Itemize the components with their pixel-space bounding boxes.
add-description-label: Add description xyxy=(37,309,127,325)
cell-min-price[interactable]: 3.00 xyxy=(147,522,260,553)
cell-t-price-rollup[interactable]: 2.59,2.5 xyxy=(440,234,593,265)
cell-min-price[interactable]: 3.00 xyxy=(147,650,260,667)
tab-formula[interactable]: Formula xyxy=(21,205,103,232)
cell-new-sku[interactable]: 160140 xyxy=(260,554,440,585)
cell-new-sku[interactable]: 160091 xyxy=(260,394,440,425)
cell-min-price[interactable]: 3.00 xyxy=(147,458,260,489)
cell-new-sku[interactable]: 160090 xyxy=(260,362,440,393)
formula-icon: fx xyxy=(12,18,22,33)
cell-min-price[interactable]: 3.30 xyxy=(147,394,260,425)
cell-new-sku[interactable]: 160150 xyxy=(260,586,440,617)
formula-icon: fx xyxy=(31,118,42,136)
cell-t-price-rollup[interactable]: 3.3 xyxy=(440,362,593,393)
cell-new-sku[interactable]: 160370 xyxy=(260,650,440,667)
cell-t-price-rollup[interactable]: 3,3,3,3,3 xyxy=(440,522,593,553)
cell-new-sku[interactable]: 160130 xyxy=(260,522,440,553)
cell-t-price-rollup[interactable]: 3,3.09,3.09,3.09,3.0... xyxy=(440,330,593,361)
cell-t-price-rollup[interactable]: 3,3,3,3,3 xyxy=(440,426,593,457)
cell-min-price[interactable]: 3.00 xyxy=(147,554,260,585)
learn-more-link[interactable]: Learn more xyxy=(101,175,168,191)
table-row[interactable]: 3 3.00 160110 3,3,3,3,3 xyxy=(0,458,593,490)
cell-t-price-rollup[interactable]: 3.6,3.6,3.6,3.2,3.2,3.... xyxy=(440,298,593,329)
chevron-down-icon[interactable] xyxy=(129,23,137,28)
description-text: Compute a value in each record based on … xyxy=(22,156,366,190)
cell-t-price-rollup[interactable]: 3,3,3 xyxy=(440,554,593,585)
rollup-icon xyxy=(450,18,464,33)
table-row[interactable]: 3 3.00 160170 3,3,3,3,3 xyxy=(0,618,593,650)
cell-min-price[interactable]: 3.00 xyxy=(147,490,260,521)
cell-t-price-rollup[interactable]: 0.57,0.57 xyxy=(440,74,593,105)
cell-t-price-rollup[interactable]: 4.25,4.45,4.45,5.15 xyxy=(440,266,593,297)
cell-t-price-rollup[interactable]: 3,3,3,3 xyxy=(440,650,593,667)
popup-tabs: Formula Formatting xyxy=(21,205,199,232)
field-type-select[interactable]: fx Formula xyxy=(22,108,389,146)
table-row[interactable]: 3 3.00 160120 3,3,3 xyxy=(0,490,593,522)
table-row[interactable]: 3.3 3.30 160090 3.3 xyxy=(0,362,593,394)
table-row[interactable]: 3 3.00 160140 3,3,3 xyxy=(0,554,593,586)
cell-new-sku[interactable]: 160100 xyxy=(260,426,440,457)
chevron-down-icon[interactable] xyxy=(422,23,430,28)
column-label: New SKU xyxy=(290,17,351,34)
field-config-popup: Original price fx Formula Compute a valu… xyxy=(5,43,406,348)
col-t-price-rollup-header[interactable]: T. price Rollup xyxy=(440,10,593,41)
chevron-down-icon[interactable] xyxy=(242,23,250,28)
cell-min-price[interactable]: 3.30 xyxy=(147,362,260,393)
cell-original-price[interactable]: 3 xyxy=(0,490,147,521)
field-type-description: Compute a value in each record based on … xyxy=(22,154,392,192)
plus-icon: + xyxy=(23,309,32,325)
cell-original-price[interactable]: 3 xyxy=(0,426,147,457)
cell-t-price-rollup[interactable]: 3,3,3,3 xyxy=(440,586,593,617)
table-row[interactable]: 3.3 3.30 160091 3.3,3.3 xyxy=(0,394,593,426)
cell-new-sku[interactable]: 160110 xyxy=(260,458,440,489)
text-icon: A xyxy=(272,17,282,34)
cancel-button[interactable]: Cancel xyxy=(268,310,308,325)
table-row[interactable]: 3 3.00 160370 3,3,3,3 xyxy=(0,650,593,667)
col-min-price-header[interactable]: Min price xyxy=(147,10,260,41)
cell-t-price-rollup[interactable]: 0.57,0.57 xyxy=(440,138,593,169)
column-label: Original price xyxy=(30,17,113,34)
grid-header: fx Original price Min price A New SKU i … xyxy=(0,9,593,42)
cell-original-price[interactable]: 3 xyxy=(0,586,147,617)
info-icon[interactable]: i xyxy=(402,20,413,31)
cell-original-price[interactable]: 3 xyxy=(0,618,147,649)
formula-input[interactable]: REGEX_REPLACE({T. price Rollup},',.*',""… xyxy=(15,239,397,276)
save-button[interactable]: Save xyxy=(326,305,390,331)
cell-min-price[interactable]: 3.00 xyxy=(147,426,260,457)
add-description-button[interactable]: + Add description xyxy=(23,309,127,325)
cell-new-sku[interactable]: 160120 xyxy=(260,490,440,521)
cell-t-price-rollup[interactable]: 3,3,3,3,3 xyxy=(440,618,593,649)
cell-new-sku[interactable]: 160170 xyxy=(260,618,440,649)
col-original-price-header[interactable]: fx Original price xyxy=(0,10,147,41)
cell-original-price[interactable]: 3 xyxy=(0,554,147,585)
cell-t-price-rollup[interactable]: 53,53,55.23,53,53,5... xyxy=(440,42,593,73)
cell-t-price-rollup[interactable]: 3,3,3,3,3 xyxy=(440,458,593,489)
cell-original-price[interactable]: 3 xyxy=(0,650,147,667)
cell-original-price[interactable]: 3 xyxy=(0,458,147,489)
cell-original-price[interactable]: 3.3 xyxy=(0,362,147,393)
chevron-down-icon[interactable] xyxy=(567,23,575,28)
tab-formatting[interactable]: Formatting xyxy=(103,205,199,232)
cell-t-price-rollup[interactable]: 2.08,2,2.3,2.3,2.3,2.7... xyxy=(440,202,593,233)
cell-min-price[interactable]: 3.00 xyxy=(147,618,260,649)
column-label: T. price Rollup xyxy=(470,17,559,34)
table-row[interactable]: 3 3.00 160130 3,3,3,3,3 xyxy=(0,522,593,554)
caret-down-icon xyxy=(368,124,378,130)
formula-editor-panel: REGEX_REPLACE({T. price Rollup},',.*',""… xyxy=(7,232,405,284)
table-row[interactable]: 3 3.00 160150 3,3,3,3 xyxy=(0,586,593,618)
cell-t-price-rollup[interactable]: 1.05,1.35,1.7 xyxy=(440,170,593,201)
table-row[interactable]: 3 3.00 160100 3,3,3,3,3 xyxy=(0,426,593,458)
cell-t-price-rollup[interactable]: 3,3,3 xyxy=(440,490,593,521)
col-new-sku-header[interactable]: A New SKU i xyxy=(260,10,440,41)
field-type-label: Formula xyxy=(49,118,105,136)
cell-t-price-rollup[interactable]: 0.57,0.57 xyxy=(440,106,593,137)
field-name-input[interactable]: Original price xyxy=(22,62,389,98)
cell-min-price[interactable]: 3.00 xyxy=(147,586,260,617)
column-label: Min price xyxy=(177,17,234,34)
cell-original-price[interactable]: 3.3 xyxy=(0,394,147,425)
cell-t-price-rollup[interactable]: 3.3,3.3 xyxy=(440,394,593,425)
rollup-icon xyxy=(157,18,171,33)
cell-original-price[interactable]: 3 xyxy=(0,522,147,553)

═══

Reproduce word for word the stretch of the data from its beginning through the line containing "cell-min-price[interactable]: 3.00 xyxy=(147,458,260,489)", with both ends included.

Itemize the components with their pixel-space bounding boxes.
add-description-label: Add description xyxy=(37,309,127,325)
cell-min-price[interactable]: 3.00 xyxy=(147,522,260,553)
cell-t-price-rollup[interactable]: 2.59,2.5 xyxy=(440,234,593,265)
cell-min-price[interactable]: 3.00 xyxy=(147,650,260,667)
tab-formula[interactable]: Formula xyxy=(21,205,103,232)
cell-new-sku[interactable]: 160140 xyxy=(260,554,440,585)
cell-new-sku[interactable]: 160091 xyxy=(260,394,440,425)
cell-min-price[interactable]: 3.00 xyxy=(147,458,260,489)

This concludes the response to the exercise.